*Record set:*
■ ■ ■ ■ ■

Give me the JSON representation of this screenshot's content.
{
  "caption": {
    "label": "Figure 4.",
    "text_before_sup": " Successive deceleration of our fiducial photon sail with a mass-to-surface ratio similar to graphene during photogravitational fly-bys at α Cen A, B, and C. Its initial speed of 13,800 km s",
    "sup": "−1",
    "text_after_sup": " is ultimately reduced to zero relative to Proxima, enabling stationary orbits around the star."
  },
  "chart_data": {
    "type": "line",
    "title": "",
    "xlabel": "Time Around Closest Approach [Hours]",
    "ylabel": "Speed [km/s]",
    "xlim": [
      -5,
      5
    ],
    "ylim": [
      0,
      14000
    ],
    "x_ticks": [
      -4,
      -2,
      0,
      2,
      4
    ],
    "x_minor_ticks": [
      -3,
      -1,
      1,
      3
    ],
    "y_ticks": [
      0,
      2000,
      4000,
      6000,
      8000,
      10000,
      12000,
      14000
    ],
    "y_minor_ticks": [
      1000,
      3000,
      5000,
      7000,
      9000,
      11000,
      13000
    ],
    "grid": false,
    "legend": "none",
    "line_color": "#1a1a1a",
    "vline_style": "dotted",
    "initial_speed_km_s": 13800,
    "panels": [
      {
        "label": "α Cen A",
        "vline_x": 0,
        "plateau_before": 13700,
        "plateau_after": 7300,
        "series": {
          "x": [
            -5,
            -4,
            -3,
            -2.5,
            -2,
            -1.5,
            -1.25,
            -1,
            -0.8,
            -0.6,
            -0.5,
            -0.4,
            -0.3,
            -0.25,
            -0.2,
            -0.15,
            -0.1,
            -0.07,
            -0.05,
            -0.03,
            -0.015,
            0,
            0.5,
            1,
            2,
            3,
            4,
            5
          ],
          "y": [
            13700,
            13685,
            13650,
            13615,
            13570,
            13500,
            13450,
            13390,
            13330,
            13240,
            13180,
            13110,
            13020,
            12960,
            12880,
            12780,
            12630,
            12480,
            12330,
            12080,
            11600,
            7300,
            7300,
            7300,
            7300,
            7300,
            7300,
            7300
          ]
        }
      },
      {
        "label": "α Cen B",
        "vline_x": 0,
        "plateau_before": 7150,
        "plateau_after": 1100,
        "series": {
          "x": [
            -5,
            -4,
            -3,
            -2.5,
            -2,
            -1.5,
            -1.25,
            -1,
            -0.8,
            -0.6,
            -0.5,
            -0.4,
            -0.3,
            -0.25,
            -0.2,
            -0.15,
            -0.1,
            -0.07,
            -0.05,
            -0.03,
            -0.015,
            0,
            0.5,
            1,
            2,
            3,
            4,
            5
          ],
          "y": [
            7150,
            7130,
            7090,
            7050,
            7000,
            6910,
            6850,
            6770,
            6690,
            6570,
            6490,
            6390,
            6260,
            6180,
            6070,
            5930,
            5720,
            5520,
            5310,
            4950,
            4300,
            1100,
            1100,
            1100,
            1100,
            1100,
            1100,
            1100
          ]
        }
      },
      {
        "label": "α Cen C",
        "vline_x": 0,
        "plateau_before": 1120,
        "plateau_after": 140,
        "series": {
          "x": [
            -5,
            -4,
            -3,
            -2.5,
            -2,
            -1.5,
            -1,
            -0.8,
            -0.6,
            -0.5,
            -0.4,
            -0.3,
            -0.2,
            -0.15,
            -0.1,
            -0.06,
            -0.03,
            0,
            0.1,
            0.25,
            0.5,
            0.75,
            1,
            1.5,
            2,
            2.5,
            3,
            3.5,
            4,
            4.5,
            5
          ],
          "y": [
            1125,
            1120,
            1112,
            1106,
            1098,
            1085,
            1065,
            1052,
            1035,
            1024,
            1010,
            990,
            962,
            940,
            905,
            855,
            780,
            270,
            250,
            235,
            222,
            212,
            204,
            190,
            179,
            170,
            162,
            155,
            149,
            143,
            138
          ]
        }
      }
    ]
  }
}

■ ■ ■ ■ ■

*Given task:* Please copy out each record, character for character.

*Response to this exercise:*
Give me the JSON representation of this screenshot's content.
{
  "caption": {
    "label": "Figure 4.",
    "text_before_sup": " Successive deceleration of our fiducial photon sail with a mass-to-surface ratio similar to graphene during photogravitational fly-bys at α Cen A, B, and C. Its initial speed of 13,800 km s",
    "sup": "−1",
    "text_after_sup": " is ultimately reduced to zero relative to Proxima, enabling stationary orbits around the star."
  },
  "chart_data": {
    "type": "line",
    "title": "",
    "xlabel": "Time Around Closest Approach [Hours]",
    "ylabel": "Speed [km/s]",
    "xlim": [
      -5,
      5
    ],
    "ylim": [
      0,
      14000
    ],
    "x_ticks": [
      -4,
      -2,
      0,
      2,
      4
    ],
    "x_minor_ticks": [
      -3,
      -1,
      1,
      3
    ],
    "y_ticks": [
      0,
      2000,
      4000,
      6000,
      8000,
      10000,
      12000,
      14000
    ],
    "y_minor_ticks": [
      1000,
      3000,
      5000,
      7000,
      9000,
      11000,
      13000
    ],
    "grid": false,
    "legend": "none",
    "line_color": "#1a1a1a",
    "vline_style": "dotted",
    "initial_speed_km_s": 13800,
    "panels": [
      {
        "label": "α Cen A",
        "vline_x": 0,
        "plateau_before": 13700,
        "plateau_after": 7300,
        "series": {
          "x": [
            -5,
            -4,
            -3,
            -2.5,
            -2,
            -1.5,
            -1.25,
            -1,
            -0.8,
            -0.6,
            -0.5,
            -0.4,
            -0.3,
            -0.25,
            -0.2,
            -0.15,
            -0.1,
            -0.07,
            -0.05,
            -0.03,
            -0.015,
            0,
            0.5,
            1,
            2,
            3,
            4,
            5
          ],
          "y": [
            13700,
            13685,
            13650,
            13615,
            13570,
            13500,
            13450,
            13390,
            13330,
            13240,
            13180,
            13110,
            13020,
            12960,
            12880,
            12780,
            12630,
            12480,
            12330,
            12080,
            11600,
            7300,
            7300,
            7300,
            7300,
            7300,
            7300,
            7300
          ]
        }
      },
      {
        "label": "α Cen B",
        "vline_x": 0,
        "plateau_before": 7150,
        "plateau_after": 1100,
        "series": {
          "x": [
            -5,
            -4,
            -3,
            -2.5,
            -2,
            -1.5,
            -1.25,
            -1,
            -0.8,
            -0.6,
            -0.5,
            -0.4,
            -0.3,
            -0.25,
            -0.2,
            -0.15,
            -0.1,
            -0.07,
            -0.05,
            -0.03,
            -0.015,
            0,
            0.5,
            1,
            2,
            3,
            4,
            5
          ],
          "y": [
            7150,
            7130,
            7090,
            7050,
            7000,
            6910,
            6850,
            6770,
            6690,
            6570,
            6490,
            6390,
            6260,
            6180,
            6070,
            5930,
            5720,
            5520,
            5310,
            4950,
            4300,
            1100,
            1100,
            1100,
            1100,
            1100,
            1100,
            1100
          ]
        }
      },
      {
        "label": "α Cen C",
        "vline_x": 0,
        "plateau_before": 1120,
        "plateau_after": 140,
        "series": {
          "x": [
            -5,
            -4,
            -3,
            -2.5,
            -2,
            -1.5,
            -1,
            -0.8,
            -0.6,
            -0.5,
            -0.4,
            -0.3,
            -0.2,
            -0.15,
            -0.1,
            -0.06,
            -0.03,
            0,
            0.1,
            0.25,
            0.5,
            0.75,
            1,
            1.5,
            2,
            2.5,
            3,
            3.5,
            4,
            4.5,
            5
          ],
          "y": [
            1125,
            1120,
            1112,
            1106,
            1098,
            1085,
            1065,
            1052,
            1035,
            1024,
            1010,
            990,
            962,
            940,
            905,
            855,
            780,
            270,
            250,
            235,
            222,
            212,
            204,
            190,
            179,
            170,
            162,
            155,
            149,
            143,
            138
          ]
        }
      }
    ]
  }
}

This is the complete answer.